● **Problem details**
State the number of lines below in which the word "Hilfe" appears. Nothing else belongs in the answer.

>> begin Given entries

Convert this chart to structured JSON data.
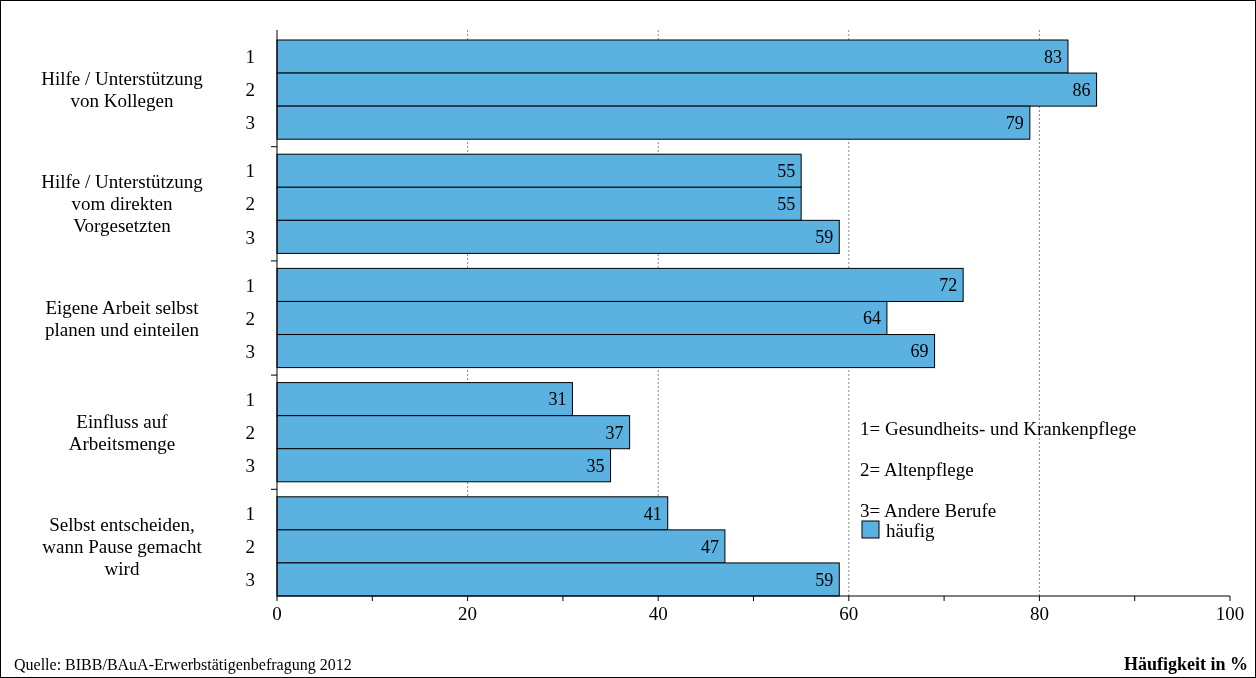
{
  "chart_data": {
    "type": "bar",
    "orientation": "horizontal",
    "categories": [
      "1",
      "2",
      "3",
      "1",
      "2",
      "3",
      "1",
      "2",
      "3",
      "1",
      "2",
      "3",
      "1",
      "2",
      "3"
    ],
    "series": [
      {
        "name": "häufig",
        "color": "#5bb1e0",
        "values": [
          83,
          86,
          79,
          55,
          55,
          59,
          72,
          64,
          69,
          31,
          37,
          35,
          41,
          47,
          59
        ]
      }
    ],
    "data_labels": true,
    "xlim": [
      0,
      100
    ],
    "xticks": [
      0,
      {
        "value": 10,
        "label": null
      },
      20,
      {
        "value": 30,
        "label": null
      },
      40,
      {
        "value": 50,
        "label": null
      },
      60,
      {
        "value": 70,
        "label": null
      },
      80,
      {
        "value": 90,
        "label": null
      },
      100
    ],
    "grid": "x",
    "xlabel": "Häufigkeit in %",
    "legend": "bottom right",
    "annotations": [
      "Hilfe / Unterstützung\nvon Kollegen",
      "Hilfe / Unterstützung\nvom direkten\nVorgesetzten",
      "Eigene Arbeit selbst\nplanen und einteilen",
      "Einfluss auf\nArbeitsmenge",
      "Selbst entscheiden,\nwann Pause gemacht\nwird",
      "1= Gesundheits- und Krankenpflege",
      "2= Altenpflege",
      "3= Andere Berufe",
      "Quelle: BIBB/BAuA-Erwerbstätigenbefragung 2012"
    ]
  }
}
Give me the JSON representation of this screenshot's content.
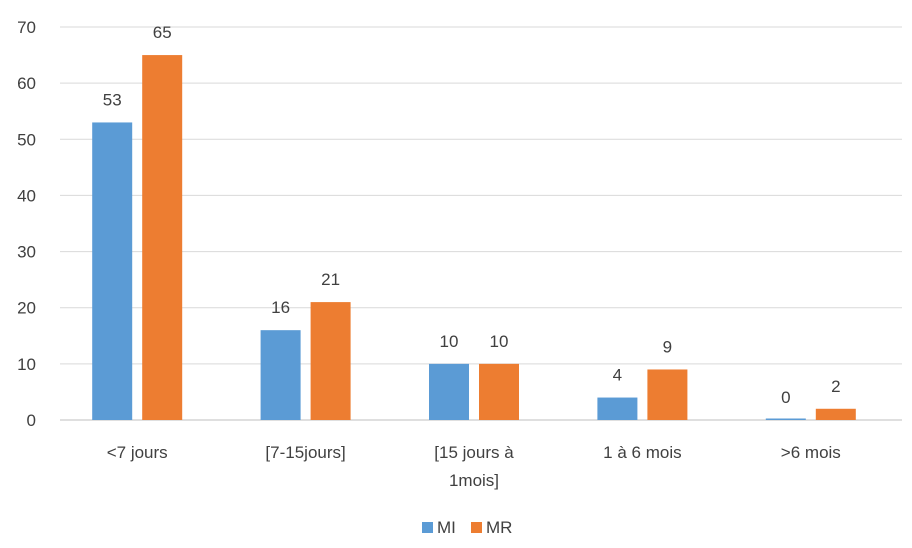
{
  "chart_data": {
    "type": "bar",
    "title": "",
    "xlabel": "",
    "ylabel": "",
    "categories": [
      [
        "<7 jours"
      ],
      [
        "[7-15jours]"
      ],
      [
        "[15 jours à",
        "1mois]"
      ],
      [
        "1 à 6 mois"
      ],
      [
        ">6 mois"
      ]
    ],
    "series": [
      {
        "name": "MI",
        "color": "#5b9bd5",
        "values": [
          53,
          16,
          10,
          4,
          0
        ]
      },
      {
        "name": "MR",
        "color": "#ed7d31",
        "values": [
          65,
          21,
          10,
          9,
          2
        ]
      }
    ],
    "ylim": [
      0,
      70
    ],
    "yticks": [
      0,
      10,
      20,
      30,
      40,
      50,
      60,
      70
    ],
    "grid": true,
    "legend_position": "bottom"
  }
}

>> end Given entries

● **Written response**
2